── Records to use

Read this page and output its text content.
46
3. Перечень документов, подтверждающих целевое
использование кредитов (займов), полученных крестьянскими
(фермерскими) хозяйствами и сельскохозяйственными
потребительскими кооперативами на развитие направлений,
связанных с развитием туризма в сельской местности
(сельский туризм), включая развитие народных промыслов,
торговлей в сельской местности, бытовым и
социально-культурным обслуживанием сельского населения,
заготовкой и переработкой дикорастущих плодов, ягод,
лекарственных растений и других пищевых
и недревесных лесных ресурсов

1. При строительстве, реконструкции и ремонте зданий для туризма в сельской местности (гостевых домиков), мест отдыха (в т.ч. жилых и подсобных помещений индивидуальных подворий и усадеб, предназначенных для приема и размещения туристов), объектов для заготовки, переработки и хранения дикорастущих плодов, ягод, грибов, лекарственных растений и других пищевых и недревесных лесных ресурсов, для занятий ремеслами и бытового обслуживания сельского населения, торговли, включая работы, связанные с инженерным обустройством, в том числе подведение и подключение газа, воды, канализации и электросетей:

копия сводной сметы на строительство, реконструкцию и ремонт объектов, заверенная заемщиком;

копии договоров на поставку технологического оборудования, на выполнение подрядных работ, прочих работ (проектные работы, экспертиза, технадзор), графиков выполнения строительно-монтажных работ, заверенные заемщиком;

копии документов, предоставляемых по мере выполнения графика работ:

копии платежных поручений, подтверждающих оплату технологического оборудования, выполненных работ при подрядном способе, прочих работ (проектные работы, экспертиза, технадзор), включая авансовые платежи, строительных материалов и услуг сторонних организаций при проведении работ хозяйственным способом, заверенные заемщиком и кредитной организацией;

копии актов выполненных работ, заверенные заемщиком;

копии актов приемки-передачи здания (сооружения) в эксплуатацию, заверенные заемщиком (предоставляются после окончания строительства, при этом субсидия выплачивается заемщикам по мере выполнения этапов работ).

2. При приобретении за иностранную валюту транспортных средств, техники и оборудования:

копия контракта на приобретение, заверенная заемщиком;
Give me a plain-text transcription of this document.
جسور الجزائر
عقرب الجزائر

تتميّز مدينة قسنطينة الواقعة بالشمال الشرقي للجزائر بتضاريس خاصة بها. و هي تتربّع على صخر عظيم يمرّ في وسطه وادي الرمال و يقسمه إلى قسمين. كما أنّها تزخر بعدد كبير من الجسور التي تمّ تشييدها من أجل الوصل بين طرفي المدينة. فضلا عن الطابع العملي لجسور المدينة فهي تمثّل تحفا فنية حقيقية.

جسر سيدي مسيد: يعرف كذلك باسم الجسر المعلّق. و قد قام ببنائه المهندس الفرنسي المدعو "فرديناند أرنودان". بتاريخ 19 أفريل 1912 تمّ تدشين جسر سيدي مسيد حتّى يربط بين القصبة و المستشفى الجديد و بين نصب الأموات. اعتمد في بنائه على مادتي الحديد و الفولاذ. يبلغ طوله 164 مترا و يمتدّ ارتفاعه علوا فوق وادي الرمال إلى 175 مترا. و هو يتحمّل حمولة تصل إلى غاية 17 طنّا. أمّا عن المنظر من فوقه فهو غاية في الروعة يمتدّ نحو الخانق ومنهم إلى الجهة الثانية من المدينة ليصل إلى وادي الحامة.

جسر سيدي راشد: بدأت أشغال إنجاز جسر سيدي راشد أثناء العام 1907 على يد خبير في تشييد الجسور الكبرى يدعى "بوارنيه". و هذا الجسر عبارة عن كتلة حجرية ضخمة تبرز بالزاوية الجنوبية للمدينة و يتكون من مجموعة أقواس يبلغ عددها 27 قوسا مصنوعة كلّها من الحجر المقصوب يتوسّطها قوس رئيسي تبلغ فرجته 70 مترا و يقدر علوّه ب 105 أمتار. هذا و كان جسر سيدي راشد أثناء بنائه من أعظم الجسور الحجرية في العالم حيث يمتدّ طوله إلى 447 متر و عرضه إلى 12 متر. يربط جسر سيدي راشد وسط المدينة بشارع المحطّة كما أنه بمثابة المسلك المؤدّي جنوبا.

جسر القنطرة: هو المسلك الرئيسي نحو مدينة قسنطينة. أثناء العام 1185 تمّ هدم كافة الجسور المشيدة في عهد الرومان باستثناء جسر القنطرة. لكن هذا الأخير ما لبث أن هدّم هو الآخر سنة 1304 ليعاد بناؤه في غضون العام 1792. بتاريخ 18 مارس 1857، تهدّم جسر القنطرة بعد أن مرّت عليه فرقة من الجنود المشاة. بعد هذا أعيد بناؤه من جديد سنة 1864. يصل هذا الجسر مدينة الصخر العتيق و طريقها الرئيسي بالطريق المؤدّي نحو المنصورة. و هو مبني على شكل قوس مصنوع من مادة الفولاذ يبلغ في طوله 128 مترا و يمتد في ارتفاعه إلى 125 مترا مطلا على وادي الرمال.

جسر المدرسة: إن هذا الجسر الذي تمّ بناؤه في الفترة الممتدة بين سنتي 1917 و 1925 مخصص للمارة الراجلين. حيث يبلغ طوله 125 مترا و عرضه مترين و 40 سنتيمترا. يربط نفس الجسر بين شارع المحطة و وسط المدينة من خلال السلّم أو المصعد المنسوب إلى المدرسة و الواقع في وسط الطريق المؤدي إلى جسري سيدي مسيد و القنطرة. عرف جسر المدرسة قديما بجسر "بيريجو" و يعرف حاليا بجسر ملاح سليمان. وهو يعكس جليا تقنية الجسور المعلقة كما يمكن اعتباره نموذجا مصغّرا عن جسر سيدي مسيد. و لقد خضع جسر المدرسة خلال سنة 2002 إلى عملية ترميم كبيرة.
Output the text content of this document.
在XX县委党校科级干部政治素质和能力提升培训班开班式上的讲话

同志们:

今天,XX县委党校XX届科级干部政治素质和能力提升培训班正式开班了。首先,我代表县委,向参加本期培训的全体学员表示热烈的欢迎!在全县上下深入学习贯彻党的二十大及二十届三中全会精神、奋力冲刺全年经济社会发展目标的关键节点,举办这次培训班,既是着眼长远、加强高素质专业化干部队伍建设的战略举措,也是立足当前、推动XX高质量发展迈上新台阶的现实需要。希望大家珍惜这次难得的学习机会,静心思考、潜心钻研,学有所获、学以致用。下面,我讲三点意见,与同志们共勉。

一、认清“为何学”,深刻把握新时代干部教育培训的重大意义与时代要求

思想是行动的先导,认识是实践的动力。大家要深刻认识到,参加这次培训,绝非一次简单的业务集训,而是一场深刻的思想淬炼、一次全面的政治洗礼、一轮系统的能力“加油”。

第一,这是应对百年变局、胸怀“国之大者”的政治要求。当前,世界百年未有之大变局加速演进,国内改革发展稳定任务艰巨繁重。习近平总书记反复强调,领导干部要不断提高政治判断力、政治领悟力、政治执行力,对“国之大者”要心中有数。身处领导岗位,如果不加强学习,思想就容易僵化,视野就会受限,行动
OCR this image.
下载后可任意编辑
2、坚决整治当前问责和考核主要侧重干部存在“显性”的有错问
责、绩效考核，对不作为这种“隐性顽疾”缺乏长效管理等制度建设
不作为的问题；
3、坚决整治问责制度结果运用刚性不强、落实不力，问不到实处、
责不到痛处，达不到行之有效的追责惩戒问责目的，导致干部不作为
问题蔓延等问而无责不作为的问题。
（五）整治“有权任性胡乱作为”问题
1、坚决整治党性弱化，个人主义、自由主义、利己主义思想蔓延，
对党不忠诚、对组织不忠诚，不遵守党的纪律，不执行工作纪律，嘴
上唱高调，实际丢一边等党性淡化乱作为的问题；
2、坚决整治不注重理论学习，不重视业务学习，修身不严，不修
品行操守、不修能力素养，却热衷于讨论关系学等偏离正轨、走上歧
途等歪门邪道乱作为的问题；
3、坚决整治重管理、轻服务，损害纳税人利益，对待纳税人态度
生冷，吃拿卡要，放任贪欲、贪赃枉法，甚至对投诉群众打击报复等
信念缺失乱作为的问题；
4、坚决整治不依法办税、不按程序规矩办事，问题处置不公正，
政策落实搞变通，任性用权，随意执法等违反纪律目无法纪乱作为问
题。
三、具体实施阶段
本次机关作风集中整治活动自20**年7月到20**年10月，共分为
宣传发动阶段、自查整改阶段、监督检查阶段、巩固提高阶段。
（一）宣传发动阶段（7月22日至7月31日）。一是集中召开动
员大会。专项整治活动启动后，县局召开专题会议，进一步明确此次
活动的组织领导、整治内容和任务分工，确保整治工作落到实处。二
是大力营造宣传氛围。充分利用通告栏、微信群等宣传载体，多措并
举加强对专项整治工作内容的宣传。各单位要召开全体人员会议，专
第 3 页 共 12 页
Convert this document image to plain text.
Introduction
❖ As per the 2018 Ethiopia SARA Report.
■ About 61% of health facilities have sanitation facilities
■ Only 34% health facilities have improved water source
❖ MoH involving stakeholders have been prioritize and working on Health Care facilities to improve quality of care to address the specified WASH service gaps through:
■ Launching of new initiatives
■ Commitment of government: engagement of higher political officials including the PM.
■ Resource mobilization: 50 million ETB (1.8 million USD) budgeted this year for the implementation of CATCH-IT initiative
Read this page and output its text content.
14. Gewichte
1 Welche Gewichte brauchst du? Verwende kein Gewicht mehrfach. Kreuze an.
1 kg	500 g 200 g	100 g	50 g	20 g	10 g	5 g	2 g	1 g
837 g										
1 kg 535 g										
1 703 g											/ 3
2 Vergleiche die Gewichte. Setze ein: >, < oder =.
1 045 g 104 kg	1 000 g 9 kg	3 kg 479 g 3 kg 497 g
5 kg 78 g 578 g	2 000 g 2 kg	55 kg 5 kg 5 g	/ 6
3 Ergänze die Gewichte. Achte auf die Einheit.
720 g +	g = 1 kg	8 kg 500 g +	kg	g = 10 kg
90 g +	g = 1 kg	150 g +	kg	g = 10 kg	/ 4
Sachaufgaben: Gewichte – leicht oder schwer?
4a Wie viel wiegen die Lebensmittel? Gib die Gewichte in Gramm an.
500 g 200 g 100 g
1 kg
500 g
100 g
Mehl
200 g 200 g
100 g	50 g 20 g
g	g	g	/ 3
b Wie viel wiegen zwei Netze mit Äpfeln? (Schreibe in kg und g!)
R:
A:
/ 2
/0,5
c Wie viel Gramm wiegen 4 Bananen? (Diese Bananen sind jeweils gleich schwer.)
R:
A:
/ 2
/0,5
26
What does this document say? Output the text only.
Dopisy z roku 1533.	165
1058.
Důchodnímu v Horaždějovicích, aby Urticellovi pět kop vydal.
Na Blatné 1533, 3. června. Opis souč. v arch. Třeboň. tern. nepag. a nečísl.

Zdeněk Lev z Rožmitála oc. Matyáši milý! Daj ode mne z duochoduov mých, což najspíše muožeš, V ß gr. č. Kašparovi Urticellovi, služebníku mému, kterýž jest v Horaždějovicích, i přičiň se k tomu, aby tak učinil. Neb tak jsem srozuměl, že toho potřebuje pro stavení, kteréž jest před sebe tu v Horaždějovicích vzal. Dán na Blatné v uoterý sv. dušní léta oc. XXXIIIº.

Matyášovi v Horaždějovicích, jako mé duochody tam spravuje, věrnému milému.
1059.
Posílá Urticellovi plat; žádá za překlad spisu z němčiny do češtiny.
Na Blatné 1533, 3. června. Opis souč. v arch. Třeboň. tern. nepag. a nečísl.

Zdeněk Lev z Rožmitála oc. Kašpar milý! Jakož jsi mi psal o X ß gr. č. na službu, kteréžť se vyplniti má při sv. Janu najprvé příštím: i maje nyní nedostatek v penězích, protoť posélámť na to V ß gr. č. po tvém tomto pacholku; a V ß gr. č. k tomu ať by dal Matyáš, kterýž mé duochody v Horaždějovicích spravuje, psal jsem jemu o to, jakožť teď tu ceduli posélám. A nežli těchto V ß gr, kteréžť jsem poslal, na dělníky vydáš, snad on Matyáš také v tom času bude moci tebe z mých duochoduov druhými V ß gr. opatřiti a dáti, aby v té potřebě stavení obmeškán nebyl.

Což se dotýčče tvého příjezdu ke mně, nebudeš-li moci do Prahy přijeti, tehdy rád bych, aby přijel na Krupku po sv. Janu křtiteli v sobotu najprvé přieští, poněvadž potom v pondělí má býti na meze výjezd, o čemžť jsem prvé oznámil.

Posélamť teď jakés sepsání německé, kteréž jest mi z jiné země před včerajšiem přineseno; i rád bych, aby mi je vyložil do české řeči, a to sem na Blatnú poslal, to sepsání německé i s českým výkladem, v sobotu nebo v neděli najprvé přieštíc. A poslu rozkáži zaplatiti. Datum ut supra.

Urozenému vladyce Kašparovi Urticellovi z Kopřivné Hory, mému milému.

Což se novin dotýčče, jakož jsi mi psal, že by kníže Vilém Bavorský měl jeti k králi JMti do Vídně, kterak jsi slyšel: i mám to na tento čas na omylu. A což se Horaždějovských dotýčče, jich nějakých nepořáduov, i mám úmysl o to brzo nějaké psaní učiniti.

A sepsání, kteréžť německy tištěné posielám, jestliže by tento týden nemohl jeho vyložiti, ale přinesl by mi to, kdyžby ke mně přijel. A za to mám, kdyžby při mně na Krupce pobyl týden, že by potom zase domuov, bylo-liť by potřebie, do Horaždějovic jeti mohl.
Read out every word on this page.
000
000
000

────

Task statement:
Collect every line with the string "milému" from the records, and copy each.

Exercise solution:
Matyášovi v Horaždějovicích, jako mé duochody tam spravuje, věrnému milému.
Urozenému vladyce Kašparovi Urticellovi z Kopřivné Hory, mému milému.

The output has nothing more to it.